§ **Data to use**:

****************

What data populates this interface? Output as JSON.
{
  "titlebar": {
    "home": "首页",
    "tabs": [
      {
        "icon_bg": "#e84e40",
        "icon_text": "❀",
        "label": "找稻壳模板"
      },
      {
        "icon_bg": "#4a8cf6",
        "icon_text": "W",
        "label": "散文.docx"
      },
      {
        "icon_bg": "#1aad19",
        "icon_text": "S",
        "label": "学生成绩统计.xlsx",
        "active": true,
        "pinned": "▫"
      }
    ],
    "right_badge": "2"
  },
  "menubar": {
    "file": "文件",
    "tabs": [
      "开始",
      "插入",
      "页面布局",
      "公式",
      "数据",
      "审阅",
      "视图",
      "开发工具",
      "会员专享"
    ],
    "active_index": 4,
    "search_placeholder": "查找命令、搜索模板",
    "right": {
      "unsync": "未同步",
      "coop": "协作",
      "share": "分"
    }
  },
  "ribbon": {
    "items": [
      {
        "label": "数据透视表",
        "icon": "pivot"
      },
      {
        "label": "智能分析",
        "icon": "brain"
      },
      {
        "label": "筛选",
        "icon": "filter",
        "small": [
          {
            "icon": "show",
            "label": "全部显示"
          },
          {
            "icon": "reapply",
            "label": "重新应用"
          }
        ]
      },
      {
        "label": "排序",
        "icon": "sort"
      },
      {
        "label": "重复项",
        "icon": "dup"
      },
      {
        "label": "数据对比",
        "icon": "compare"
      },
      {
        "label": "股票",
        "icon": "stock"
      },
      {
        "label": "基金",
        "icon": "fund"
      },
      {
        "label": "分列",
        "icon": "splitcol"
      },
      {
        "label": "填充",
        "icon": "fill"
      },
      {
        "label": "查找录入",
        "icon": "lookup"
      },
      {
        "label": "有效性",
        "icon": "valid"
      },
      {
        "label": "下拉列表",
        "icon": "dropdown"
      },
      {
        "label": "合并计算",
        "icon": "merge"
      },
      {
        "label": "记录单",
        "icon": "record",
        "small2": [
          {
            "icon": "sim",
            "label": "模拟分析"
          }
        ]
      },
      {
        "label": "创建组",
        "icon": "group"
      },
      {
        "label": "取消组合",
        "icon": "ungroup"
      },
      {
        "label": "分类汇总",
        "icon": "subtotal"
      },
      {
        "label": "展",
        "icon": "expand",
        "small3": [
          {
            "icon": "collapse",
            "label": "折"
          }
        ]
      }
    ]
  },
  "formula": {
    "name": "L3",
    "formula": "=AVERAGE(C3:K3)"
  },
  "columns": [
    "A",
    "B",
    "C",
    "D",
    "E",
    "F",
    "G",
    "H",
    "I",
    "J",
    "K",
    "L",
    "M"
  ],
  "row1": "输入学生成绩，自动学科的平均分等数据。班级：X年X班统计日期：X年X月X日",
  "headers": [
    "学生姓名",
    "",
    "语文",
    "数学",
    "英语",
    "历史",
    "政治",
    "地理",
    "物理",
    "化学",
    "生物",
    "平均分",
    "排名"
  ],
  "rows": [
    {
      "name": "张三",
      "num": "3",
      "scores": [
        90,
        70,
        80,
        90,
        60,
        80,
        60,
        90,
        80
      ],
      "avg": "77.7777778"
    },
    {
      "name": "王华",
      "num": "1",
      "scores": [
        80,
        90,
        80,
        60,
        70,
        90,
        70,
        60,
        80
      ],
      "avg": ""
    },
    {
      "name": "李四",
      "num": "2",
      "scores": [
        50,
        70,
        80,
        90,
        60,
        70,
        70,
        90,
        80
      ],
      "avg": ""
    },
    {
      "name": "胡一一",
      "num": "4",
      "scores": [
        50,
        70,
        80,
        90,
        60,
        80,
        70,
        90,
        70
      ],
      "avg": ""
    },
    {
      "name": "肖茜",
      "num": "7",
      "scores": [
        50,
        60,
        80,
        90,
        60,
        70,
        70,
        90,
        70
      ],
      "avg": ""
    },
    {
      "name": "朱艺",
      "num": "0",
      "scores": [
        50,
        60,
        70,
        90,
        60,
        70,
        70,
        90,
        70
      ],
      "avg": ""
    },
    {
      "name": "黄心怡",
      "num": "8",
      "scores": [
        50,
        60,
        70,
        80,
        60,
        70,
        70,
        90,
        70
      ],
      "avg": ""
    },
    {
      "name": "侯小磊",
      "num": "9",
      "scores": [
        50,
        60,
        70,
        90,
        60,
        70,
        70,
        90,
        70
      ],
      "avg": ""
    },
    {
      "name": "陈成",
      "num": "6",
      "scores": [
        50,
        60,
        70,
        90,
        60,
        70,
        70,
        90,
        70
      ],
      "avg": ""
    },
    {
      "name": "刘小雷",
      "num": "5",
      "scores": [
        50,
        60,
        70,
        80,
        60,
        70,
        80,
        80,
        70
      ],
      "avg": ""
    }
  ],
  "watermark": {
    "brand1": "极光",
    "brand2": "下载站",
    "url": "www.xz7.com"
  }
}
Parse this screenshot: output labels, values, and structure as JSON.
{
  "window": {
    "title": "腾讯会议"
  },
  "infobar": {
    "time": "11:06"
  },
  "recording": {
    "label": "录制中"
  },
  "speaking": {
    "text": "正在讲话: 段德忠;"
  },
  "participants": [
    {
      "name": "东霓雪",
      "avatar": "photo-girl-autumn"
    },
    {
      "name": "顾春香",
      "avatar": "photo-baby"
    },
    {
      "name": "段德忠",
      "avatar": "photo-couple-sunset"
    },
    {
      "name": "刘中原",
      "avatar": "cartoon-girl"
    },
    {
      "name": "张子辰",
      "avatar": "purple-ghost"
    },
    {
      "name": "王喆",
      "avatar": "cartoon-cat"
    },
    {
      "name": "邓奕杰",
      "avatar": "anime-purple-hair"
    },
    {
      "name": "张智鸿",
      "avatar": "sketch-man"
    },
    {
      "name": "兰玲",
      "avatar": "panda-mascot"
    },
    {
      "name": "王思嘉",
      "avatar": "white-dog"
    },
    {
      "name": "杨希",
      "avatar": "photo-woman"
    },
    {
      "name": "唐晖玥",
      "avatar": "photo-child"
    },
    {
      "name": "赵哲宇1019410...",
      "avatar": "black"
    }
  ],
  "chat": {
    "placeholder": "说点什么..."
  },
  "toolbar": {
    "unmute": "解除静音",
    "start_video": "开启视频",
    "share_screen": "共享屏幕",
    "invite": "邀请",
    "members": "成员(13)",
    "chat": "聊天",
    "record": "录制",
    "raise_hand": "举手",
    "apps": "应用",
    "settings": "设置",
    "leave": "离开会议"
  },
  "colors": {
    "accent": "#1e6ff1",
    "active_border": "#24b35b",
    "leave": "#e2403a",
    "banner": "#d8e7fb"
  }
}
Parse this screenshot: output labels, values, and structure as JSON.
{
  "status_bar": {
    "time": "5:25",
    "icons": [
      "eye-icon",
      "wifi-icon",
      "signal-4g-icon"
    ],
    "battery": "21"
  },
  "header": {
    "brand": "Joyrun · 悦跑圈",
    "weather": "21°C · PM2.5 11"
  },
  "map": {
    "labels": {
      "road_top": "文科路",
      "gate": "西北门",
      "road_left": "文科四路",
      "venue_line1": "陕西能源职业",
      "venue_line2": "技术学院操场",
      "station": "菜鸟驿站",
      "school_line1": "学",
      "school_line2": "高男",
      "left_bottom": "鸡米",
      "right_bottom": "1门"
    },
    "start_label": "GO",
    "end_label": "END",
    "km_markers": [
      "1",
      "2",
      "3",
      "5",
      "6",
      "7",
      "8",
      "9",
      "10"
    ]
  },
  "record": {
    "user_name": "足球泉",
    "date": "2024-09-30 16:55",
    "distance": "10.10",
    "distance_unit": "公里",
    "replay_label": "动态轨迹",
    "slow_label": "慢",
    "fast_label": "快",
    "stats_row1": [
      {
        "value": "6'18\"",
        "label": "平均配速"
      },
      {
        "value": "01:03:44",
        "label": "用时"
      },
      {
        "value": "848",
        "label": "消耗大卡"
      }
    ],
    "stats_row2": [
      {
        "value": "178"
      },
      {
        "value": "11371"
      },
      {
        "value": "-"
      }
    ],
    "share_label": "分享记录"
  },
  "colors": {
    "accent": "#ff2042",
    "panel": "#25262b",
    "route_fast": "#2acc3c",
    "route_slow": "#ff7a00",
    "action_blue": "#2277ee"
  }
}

****************

§ **Direction**: Show each line of the data that contains the string "purple".

§ **Full response**:
      "avatar": "purple-ghost"
      "avatar": "anime-purple-hair"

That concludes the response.